▶ Provided data
....

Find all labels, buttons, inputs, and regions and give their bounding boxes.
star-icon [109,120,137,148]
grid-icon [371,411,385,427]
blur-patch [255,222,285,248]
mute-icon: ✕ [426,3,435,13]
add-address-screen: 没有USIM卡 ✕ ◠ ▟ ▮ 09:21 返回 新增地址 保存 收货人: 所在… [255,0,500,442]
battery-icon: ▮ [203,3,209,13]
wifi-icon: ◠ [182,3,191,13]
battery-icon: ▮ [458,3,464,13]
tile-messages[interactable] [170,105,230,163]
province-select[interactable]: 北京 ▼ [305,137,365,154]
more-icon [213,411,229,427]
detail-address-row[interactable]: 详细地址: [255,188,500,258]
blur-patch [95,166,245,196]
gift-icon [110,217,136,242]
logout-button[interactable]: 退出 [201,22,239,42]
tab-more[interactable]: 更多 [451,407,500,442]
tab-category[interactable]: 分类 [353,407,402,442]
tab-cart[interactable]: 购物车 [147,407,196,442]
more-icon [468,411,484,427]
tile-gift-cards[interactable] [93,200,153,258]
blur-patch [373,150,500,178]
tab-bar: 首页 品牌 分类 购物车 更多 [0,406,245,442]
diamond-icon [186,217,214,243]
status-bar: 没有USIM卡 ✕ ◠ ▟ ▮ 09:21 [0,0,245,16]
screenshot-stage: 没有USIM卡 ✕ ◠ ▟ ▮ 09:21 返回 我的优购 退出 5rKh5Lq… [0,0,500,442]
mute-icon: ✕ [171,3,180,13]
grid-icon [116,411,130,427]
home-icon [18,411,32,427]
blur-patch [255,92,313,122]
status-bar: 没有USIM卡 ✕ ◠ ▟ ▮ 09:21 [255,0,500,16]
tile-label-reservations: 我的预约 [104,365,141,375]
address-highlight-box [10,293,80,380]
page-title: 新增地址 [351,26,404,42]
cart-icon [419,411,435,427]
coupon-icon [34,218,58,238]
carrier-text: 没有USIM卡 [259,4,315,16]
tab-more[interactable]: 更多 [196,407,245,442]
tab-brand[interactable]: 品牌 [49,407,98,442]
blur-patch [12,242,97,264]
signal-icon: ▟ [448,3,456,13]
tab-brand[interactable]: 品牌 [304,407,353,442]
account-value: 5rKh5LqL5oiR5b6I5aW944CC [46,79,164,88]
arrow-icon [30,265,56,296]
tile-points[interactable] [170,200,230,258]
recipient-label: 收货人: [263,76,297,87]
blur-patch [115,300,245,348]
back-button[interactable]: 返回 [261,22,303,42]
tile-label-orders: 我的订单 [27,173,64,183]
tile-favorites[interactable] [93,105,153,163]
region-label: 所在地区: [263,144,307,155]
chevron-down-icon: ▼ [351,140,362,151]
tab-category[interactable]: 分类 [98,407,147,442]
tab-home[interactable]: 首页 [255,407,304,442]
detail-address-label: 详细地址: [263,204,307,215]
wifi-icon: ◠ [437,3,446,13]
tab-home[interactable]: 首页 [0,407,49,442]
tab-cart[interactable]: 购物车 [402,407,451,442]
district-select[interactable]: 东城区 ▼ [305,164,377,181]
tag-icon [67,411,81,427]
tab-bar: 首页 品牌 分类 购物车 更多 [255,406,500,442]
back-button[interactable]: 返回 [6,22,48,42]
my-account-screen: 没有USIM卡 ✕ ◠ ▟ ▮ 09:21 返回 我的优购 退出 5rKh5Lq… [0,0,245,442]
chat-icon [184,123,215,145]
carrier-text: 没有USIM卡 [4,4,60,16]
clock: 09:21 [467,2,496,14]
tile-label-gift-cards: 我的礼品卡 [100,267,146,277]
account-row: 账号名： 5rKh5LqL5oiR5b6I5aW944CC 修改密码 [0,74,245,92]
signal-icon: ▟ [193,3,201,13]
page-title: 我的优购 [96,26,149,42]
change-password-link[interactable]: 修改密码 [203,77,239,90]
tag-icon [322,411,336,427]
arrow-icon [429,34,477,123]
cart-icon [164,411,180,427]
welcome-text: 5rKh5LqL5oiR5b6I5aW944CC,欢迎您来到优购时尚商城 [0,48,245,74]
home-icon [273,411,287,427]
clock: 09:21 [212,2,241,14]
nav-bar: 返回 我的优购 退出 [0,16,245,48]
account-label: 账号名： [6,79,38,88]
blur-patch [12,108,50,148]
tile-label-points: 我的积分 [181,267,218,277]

....

▶ Given exercise
Reproduce the lines above with each occurrence of "blur-patch" replaced by "redacted-area" and everything else left unchanged.

▶ Final answer
Find all labels, buttons, inputs, and regions and give their bounding boxes.
star-icon [109,120,137,148]
grid-icon [371,411,385,427]
redacted-area [255,222,285,248]
mute-icon: ✕ [426,3,435,13]
add-address-screen: 没有USIM卡 ✕ ◠ ▟ ▮ 09:21 返回 新增地址 保存 收货人: 所在… [255,0,500,442]
battery-icon: ▮ [203,3,209,13]
wifi-icon: ◠ [182,3,191,13]
battery-icon: ▮ [458,3,464,13]
tile-messages[interactable] [170,105,230,163]
province-select[interactable]: 北京 ▼ [305,137,365,154]
more-icon [213,411,229,427]
detail-address-row[interactable]: 详细地址: [255,188,500,258]
redacted-area [95,166,245,196]
gift-icon [110,217,136,242]
logout-button[interactable]: 退出 [201,22,239,42]
tab-more[interactable]: 更多 [451,407,500,442]
tab-category[interactable]: 分类 [353,407,402,442]
tab-cart[interactable]: 购物车 [147,407,196,442]
more-icon [468,411,484,427]
tile-gift-cards[interactable] [93,200,153,258]
redacted-area [373,150,500,178]
tab-bar: 首页 品牌 分类 购物车 更多 [0,406,245,442]
diamond-icon [186,217,214,243]
status-bar: 没有USIM卡 ✕ ◠ ▟ ▮ 09:21 [0,0,245,16]
screenshot-stage: 没有USIM卡 ✕ ◠ ▟ ▮ 09:21 返回 我的优购 退出 5rKh5Lq… [0,0,500,442]
mute-icon: ✕ [171,3,180,13]
grid-icon [116,411,130,427]
home-icon [18,411,32,427]
redacted-area [255,92,313,122]
status-bar: 没有USIM卡 ✕ ◠ ▟ ▮ 09:21 [255,0,500,16]
tile-label-reservations: 我的预约 [104,365,141,375]
address-highlight-box [10,293,80,380]
page-title: 新增地址 [351,26,404,42]
cart-icon [419,411,435,427]
coupon-icon [34,218,58,238]
carrier-text: 没有USIM卡 [259,4,315,16]
tab-more[interactable]: 更多 [196,407,245,442]
tab-brand[interactable]: 品牌 [49,407,98,442]
redacted-area [12,242,97,264]
signal-icon: ▟ [448,3,456,13]
tab-brand[interactable]: 品牌 [304,407,353,442]
account-value: 5rKh5LqL5oiR5b6I5aW944CC [46,79,164,88]
arrow-icon [30,265,56,296]
tile-points[interactable] [170,200,230,258]
recipient-label: 收货人: [263,76,297,87]
redacted-area [115,300,245,348]
back-button[interactable]: 返回 [261,22,303,42]
tile-label-orders: 我的订单 [27,173,64,183]
tile-favorites[interactable] [93,105,153,163]
region-label: 所在地区: [263,144,307,155]
chevron-down-icon: ▼ [351,140,362,151]
tab-category[interactable]: 分类 [98,407,147,442]
tab-home[interactable]: 首页 [255,407,304,442]
detail-address-label: 详细地址: [263,204,307,215]
wifi-icon: ◠ [437,3,446,13]
tab-home[interactable]: 首页 [0,407,49,442]
tab-cart[interactable]: 购物车 [402,407,451,442]
district-select[interactable]: 东城区 ▼ [305,164,377,181]
tag-icon [67,411,81,427]
tab-bar: 首页 品牌 分类 购物车 更多 [255,406,500,442]
back-button[interactable]: 返回 [6,22,48,42]
my-account-screen: 没有USIM卡 ✕ ◠ ▟ ▮ 09:21 返回 我的优购 退出 5rKh5Lq… [0,0,245,442]
chat-icon [184,123,215,145]
carrier-text: 没有USIM卡 [4,4,60,16]
clock: 09:21 [467,2,496,14]
tile-label-gift-cards: 我的礼品卡 [100,267,146,277]
account-row: 账号名： 5rKh5LqL5oiR5b6I5aW944CC 修改密码 [0,74,245,92]
signal-icon: ▟ [193,3,201,13]
page-title: 我的优购 [96,26,149,42]
change-password-link[interactable]: 修改密码 [203,77,239,90]
tag-icon [322,411,336,427]
arrow-icon [429,34,477,123]
cart-icon [164,411,180,427]
welcome-text: 5rKh5LqL5oiR5b6I5aW944CC,欢迎您来到优购时尚商城 [0,48,245,74]
home-icon [273,411,287,427]
clock: 09:21 [212,2,241,14]
nav-bar: 返回 我的优购 退出 [0,16,245,48]
account-label: 账号名： [6,79,38,88]
redacted-area [12,108,50,148]
tile-label-points: 我的积分 [181,267,218,277]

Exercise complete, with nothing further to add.